**Job A**
Do the following statements agree with the LeMans car comparison? For each, answer yes or no and quote the deciding words: (i) The R33 has excellent tire wear. (ii) Adding weight to the back of the Mazda fixed its front tire wear. (iii) The R34 has the best fuel efficiency of the three cars.

In an effort to recoup some of my expenses since 1.34 I took the swapped Mazda3, R34 and R33 to LeMans.
The Mazda is ok. Horrible front tire wear, good on fuel and is just OK in the rain for an AWD car. I tried to even out the tire wear by adding some weight to the back, but as I assumed didn’t really help that issue and only made the car less fuel efficient and slower.
The R33 however is great. Excellent tire wear, excellent fuel efficiency and great in the rain. The only downside is top speed as it needs an extra gear.
The R34 is hands down the bests of the 3. It’s super easy on RM tires, has the best fuel efficiency of the 3 and the rain doesn’t bother it one bit.

The Escudo is still the champ here, all things considered, but the R34 gives it a run for it’s money and the R33 isn’t far behind, would probably even top the R34 if it had another gear. The Mazda, while new and fun, can’t compete with them though in regards to lap times or handling in the rain.

**Job B**
Which lines of the records below contain the string "cssString"? Filter them out and copy each one.

(Stored records)
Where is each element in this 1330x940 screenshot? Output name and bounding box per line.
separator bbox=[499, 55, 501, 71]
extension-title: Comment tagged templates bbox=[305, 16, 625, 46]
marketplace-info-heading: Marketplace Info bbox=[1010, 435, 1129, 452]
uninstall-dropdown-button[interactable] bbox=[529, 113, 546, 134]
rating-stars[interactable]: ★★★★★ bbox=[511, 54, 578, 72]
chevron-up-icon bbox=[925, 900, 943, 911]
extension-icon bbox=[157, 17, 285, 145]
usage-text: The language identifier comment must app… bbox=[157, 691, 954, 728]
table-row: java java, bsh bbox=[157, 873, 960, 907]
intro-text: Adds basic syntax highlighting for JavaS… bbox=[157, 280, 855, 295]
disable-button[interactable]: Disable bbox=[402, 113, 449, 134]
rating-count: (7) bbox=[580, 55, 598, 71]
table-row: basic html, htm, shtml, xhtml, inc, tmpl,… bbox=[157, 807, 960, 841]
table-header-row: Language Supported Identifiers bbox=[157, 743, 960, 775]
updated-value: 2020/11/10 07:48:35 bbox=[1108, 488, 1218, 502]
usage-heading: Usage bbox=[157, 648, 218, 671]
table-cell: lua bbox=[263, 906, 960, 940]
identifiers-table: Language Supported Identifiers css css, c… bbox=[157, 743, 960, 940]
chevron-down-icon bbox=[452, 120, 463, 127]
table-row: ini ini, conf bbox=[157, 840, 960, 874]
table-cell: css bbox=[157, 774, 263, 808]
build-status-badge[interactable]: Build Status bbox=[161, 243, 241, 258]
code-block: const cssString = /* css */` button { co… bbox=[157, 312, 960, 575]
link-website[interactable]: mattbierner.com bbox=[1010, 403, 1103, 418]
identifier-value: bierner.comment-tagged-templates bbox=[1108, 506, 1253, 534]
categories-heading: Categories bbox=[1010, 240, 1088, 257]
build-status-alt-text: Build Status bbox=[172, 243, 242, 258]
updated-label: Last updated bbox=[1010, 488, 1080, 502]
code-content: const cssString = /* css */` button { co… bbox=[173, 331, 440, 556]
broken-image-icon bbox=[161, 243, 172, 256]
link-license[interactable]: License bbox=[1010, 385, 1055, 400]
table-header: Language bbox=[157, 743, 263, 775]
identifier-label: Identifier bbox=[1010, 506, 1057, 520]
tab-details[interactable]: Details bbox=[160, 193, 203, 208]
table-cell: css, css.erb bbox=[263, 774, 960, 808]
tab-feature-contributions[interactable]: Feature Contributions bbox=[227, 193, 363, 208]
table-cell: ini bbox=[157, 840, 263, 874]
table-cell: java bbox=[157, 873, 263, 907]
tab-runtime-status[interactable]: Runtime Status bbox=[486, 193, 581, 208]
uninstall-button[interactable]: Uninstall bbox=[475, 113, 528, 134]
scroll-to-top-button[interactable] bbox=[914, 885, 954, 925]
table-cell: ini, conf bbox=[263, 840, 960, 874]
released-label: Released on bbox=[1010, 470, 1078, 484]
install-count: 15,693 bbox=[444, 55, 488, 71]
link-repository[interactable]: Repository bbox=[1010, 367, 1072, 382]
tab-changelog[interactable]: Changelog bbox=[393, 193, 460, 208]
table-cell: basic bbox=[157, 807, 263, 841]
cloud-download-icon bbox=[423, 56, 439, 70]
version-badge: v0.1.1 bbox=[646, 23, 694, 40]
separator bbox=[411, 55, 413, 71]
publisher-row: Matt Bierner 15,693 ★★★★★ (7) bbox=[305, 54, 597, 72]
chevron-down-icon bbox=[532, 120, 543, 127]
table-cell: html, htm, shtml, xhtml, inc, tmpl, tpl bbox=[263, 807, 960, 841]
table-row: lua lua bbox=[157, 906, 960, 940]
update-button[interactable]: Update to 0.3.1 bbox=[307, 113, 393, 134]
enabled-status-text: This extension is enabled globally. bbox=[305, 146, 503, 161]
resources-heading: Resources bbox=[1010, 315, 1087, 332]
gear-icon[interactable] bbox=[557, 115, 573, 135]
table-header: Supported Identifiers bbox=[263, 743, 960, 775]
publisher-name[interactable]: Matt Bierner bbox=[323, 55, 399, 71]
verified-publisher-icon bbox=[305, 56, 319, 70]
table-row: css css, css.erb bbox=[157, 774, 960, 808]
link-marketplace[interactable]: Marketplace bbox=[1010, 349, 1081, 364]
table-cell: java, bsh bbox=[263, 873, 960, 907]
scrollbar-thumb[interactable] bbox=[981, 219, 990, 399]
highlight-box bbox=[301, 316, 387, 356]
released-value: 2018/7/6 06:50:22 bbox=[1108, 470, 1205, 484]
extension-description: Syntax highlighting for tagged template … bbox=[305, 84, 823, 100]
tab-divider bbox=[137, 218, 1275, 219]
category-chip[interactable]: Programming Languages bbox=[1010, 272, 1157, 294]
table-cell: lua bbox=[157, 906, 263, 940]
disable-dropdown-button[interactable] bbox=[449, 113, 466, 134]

**Written solution A**
(i) Yes: "Excellent tire wear"
(ii) No: "didn’t really help that issue"
(iii) Yes: "has the best fuel efficiency of the 3"

**Written solution B**
code-block: const cssString = /* css */` button { co… bbox=[157, 312, 960, 575]
code-content: const cssString = /* css */` button { co… bbox=[173, 331, 440, 556]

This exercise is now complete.